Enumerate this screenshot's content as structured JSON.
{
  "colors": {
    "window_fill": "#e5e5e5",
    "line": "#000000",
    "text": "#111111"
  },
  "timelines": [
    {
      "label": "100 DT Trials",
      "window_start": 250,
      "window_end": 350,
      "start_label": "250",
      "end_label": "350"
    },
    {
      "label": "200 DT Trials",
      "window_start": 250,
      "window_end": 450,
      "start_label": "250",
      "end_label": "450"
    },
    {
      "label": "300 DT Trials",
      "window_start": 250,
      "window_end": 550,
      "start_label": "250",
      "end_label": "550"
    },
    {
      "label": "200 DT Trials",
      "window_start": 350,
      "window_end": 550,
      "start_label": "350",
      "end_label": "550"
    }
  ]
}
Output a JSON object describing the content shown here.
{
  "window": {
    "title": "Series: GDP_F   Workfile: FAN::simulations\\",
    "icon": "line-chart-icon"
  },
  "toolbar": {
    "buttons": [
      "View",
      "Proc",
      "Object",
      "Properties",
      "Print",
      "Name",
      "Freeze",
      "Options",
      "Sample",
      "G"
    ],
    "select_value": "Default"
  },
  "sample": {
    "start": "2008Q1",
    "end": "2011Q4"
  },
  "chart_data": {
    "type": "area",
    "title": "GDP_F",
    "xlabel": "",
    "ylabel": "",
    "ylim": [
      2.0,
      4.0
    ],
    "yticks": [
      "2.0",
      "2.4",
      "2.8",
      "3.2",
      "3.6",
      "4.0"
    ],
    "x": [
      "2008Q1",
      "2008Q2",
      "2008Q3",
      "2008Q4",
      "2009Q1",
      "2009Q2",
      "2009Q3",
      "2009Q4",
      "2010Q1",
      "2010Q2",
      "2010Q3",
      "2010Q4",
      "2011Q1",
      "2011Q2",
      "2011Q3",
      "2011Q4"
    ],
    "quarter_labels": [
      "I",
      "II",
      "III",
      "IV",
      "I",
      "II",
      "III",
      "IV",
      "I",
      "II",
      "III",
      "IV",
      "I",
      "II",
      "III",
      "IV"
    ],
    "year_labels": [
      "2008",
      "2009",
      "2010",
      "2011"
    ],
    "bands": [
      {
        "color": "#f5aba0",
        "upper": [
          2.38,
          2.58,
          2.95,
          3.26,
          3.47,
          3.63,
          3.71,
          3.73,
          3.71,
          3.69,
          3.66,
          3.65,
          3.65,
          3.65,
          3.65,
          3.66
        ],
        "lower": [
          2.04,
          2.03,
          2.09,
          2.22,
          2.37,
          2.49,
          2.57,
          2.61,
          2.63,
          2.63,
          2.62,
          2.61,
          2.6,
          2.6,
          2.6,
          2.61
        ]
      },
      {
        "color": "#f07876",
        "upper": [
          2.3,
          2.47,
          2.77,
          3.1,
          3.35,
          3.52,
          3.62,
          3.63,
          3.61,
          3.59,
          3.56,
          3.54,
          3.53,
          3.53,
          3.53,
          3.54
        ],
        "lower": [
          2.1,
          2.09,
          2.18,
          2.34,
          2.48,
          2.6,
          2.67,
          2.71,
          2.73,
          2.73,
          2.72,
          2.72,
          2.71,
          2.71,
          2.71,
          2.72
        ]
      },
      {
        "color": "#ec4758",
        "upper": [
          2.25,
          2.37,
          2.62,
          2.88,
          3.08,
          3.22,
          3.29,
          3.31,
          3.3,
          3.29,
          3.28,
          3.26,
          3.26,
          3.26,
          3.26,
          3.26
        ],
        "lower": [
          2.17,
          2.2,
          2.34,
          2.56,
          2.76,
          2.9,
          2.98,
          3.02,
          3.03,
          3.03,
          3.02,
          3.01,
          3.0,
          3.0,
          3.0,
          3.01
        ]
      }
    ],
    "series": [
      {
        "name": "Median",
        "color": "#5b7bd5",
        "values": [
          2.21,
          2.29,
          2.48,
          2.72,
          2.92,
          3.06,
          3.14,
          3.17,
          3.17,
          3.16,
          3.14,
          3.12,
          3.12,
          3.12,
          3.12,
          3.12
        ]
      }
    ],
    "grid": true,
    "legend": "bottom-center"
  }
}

### STATED TASK:
Identify lines with the string "JSON". Copy each one.

### SOLUTION FOR THIS TASK:
Enumerate this screenshot's content as structured JSON.
Output a JSON object describing the content shown here.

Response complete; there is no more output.